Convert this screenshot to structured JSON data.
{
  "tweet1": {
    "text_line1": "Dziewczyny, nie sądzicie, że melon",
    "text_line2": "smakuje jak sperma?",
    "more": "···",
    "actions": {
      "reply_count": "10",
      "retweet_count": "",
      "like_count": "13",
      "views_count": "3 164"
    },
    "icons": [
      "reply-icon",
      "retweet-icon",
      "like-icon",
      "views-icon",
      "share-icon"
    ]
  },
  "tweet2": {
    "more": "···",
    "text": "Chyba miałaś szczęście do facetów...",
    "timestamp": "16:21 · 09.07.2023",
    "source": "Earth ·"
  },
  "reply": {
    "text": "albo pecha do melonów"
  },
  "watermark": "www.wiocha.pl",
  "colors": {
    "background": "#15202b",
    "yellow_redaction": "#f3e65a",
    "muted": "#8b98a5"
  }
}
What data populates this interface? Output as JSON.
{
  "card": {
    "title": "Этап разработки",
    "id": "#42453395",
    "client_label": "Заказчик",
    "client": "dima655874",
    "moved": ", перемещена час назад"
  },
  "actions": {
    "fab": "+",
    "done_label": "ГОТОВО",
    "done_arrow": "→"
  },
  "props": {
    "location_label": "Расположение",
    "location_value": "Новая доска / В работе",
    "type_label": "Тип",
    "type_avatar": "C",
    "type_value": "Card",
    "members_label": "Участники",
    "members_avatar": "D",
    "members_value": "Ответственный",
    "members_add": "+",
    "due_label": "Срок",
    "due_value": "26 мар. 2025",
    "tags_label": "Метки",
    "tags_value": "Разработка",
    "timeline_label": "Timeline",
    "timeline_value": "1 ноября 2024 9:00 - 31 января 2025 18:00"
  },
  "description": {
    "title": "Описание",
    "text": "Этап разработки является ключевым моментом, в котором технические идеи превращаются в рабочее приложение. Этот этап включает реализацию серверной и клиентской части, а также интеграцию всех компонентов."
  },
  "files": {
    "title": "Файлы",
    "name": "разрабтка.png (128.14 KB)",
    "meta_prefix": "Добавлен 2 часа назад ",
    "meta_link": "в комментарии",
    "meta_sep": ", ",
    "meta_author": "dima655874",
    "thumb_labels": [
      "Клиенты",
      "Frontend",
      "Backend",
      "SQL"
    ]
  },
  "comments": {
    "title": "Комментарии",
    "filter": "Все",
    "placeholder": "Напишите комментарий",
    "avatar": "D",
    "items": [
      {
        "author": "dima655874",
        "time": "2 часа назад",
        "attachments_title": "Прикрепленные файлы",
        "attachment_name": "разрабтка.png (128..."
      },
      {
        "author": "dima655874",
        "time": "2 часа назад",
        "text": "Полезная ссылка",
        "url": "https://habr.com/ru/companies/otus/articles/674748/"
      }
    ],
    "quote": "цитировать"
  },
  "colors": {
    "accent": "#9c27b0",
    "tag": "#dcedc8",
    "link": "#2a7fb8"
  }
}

★ ★ ★ ★ ★ ★ ★

→ Problem statement
Each line above must be reproduced exactly as it stands.

→ Answer to the problem
Convert this screenshot to structured JSON data.
{
  "tweet1": {
    "text_line1": "Dziewczyny, nie sądzicie, że melon",
    "text_line2": "smakuje jak sperma?",
    "more": "···",
    "actions": {
      "reply_count": "10",
      "retweet_count": "",
      "like_count": "13",
      "views_count": "3 164"
    },
    "icons": [
      "reply-icon",
      "retweet-icon",
      "like-icon",
      "views-icon",
      "share-icon"
    ]
  },
  "tweet2": {
    "more": "···",
    "text": "Chyba miałaś szczęście do facetów...",
    "timestamp": "16:21 · 09.07.2023",
    "source": "Earth ·"
  },
  "reply": {
    "text": "albo pecha do melonów"
  },
  "watermark": "www.wiocha.pl",
  "colors": {
    "background": "#15202b",
    "yellow_redaction": "#f3e65a",
    "muted": "#8b98a5"
  }
}
What data populates this interface? Output as JSON.
{
  "card": {
    "title": "Этап разработки",
    "id": "#42453395",
    "client_label": "Заказчик",
    "client": "dima655874",
    "moved": ", перемещена час назад"
  },
  "actions": {
    "fab": "+",
    "done_label": "ГОТОВО",
    "done_arrow": "→"
  },
  "props": {
    "location_label": "Расположение",
    "location_value": "Новая доска / В работе",
    "type_label": "Тип",
    "type_avatar": "C",
    "type_value": "Card",
    "members_label": "Участники",
    "members_avatar": "D",
    "members_value": "Ответственный",
    "members_add": "+",
    "due_label": "Срок",
    "due_value": "26 мар. 2025",
    "tags_label": "Метки",
    "tags_value": "Разработка",
    "timeline_label": "Timeline",
    "timeline_value": "1 ноября 2024 9:00 - 31 января 2025 18:00"
  },
  "description": {
    "title": "Описание",
    "text": "Этап разработки является ключевым моментом, в котором технические идеи превращаются в рабочее приложение. Этот этап включает реализацию серверной и клиентской части, а также интеграцию всех компонентов."
  },
  "files": {
    "title": "Файлы",
    "name": "разрабтка.png (128.14 KB)",
    "meta_prefix": "Добавлен 2 часа назад ",
    "meta_link": "в комментарии",
    "meta_sep": ", ",
    "meta_author": "dima655874",
    "thumb_labels": [
      "Клиенты",
      "Frontend",
      "Backend",
      "SQL"
    ]
  },
  "comments": {
    "title": "Комментарии",
    "filter": "Все",
    "placeholder": "Напишите комментарий",
    "avatar": "D",
    "items": [
      {
        "author": "dima655874",
        "time": "2 часа назад",
        "attachments_title": "Прикрепленные файлы",
        "attachment_name": "разрабтка.png (128..."
      },
      {
        "author": "dima655874",
        "time": "2 часа назад",
        "text": "Полезная ссылка",
        "url": "https://habr.com/ru/companies/otus/articles/674748/"
      }
    ],
    "quote": "цитировать"
  },
  "colors": {
    "accent": "#9c27b0",
    "tag": "#dcedc8",
    "link": "#2a7fb8"
  }
}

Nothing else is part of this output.